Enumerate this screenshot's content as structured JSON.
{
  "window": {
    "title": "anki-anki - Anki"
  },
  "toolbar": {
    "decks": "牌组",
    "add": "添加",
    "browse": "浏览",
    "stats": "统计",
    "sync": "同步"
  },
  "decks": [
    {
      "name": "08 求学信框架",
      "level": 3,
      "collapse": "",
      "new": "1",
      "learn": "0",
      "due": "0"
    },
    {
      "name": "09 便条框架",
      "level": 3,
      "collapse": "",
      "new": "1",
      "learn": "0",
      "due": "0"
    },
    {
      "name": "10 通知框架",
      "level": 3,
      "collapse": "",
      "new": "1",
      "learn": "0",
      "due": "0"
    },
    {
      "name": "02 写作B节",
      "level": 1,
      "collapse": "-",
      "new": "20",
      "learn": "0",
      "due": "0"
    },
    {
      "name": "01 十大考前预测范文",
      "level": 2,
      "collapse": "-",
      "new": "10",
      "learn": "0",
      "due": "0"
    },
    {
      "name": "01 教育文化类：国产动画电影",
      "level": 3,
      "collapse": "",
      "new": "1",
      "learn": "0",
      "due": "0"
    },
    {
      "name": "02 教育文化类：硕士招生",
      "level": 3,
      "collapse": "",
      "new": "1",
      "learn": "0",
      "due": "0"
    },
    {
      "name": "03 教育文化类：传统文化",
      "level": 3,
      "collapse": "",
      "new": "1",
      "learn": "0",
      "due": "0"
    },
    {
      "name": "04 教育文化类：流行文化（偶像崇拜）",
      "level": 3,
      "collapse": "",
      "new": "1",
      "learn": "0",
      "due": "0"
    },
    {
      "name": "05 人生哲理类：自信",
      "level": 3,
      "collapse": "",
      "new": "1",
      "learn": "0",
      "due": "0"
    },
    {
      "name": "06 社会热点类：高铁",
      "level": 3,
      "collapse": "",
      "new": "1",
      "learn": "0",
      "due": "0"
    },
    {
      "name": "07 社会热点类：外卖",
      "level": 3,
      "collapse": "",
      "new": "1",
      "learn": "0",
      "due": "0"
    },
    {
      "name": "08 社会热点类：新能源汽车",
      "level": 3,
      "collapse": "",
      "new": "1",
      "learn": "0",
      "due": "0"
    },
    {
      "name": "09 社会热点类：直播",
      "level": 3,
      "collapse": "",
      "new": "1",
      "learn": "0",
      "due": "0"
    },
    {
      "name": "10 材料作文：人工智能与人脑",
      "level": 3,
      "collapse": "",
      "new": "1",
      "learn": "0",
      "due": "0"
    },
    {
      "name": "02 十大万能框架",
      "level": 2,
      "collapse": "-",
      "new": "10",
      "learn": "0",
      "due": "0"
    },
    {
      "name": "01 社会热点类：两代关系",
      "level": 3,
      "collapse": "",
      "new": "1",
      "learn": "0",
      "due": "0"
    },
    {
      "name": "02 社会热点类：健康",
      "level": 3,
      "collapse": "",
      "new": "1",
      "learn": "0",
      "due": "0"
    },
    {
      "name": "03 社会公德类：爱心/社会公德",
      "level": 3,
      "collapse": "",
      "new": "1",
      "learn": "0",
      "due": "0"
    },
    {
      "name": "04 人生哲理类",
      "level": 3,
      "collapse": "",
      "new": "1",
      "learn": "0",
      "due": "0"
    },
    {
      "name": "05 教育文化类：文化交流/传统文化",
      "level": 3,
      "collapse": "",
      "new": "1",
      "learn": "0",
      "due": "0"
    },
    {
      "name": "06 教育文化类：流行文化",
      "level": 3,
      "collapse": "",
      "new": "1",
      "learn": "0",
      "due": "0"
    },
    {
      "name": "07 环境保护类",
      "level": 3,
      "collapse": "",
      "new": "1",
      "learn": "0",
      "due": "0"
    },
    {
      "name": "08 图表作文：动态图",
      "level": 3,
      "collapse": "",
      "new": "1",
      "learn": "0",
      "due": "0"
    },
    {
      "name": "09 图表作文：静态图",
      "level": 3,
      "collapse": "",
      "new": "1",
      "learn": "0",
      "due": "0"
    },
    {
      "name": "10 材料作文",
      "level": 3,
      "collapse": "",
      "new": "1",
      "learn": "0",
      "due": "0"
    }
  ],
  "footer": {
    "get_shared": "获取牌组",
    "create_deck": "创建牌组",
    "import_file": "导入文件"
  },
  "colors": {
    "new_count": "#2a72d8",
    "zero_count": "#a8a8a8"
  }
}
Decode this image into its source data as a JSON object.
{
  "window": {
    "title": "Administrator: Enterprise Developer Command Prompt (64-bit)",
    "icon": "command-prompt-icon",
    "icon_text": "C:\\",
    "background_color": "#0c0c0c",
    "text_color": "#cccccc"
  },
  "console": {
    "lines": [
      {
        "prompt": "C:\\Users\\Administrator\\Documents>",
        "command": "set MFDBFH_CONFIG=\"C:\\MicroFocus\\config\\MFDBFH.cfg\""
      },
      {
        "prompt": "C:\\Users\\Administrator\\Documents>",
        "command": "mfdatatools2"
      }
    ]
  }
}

= Aim =
Reproduce each line verbatim.

= Answer =
Enumerate this screenshot's content as structured JSON.
{
  "window": {
    "title": "anki-anki - Anki"
  },
  "toolbar": {
    "decks": "牌组",
    "add": "添加",
    "browse": "浏览",
    "stats": "统计",
    "sync": "同步"
  },
  "decks": [
    {
      "name": "08 求学信框架",
      "level": 3,
      "collapse": "",
      "new": "1",
      "learn": "0",
      "due": "0"
    },
    {
      "name": "09 便条框架",
      "level": 3,
      "collapse": "",
      "new": "1",
      "learn": "0",
      "due": "0"
    },
    {
      "name": "10 通知框架",
      "level": 3,
      "collapse": "",
      "new": "1",
      "learn": "0",
      "due": "0"
    },
    {
      "name": "02 写作B节",
      "level": 1,
      "collapse": "-",
      "new": "20",
      "learn": "0",
      "due": "0"
    },
    {
      "name": "01 十大考前预测范文",
      "level": 2,
      "collapse": "-",
      "new": "10",
      "learn": "0",
      "due": "0"
    },
    {
      "name": "01 教育文化类：国产动画电影",
      "level": 3,
      "collapse": "",
      "new": "1",
      "learn": "0",
      "due": "0"
    },
    {
      "name": "02 教育文化类：硕士招生",
      "level": 3,
      "collapse": "",
      "new": "1",
      "learn": "0",
      "due": "0"
    },
    {
      "name": "03 教育文化类：传统文化",
      "level": 3,
      "collapse": "",
      "new": "1",
      "learn": "0",
      "due": "0"
    },
    {
      "name": "04 教育文化类：流行文化（偶像崇拜）",
      "level": 3,
      "collapse": "",
      "new": "1",
      "learn": "0",
      "due": "0"
    },
    {
      "name": "05 人生哲理类：自信",
      "level": 3,
      "collapse": "",
      "new": "1",
      "learn": "0",
      "due": "0"
    },
    {
      "name": "06 社会热点类：高铁",
      "level": 3,
      "collapse": "",
      "new": "1",
      "learn": "0",
      "due": "0"
    },
    {
      "name": "07 社会热点类：外卖",
      "level": 3,
      "collapse": "",
      "new": "1",
      "learn": "0",
      "due": "0"
    },
    {
      "name": "08 社会热点类：新能源汽车",
      "level": 3,
      "collapse": "",
      "new": "1",
      "learn": "0",
      "due": "0"
    },
    {
      "name": "09 社会热点类：直播",
      "level": 3,
      "collapse": "",
      "new": "1",
      "learn": "0",
      "due": "0"
    },
    {
      "name": "10 材料作文：人工智能与人脑",
      "level": 3,
      "collapse": "",
      "new": "1",
      "learn": "0",
      "due": "0"
    },
    {
      "name": "02 十大万能框架",
      "level": 2,
      "collapse": "-",
      "new": "10",
      "learn": "0",
      "due": "0"
    },
    {
      "name": "01 社会热点类：两代关系",
      "level": 3,
      "collapse": "",
      "new": "1",
      "learn": "0",
      "due": "0"
    },
    {
      "name": "02 社会热点类：健康",
      "level": 3,
      "collapse": "",
      "new": "1",
      "learn": "0",
      "due": "0"
    },
    {
      "name": "03 社会公德类：爱心/社会公德",
      "level": 3,
      "collapse": "",
      "new": "1",
      "learn": "0",
      "due": "0"
    },
    {
      "name": "04 人生哲理类",
      "level": 3,
      "collapse": "",
      "new": "1",
      "learn": "0",
      "due": "0"
    },
    {
      "name": "05 教育文化类：文化交流/传统文化",
      "level": 3,
      "collapse": "",
      "new": "1",
      "learn": "0",
      "due": "0"
    },
    {
      "name": "06 教育文化类：流行文化",
      "level": 3,
      "collapse": "",
      "new": "1",
      "learn": "0",
      "due": "0"
    },
    {
      "name": "07 环境保护类",
      "level": 3,
      "collapse": "",
      "new": "1",
      "learn": "0",
      "due": "0"
    },
    {
      "name": "08 图表作文：动态图",
      "level": 3,
      "collapse": "",
      "new": "1",
      "learn": "0",
      "due": "0"
    },
    {
      "name": "09 图表作文：静态图",
      "level": 3,
      "collapse": "",
      "new": "1",
      "learn": "0",
      "due": "0"
    },
    {
      "name": "10 材料作文",
      "level": 3,
      "collapse": "",
      "new": "1",
      "learn": "0",
      "due": "0"
    }
  ],
  "footer": {
    "get_shared": "获取牌组",
    "create_deck": "创建牌组",
    "import_file": "导入文件"
  },
  "colors": {
    "new_count": "#2a72d8",
    "zero_count": "#a8a8a8"
  }
}
Decode this image into its source data as a JSON object.
{
  "window": {
    "title": "Administrator: Enterprise Developer Command Prompt (64-bit)",
    "icon": "command-prompt-icon",
    "icon_text": "C:\\",
    "background_color": "#0c0c0c",
    "text_color": "#cccccc"
  },
  "console": {
    "lines": [
      {
        "prompt": "C:\\Users\\Administrator\\Documents>",
        "command": "set MFDBFH_CONFIG=\"C:\\MicroFocus\\config\\MFDBFH.cfg\""
      },
      {
        "prompt": "C:\\Users\\Administrator\\Documents>",
        "command": "mfdatatools2"
      }
    ]
  }
}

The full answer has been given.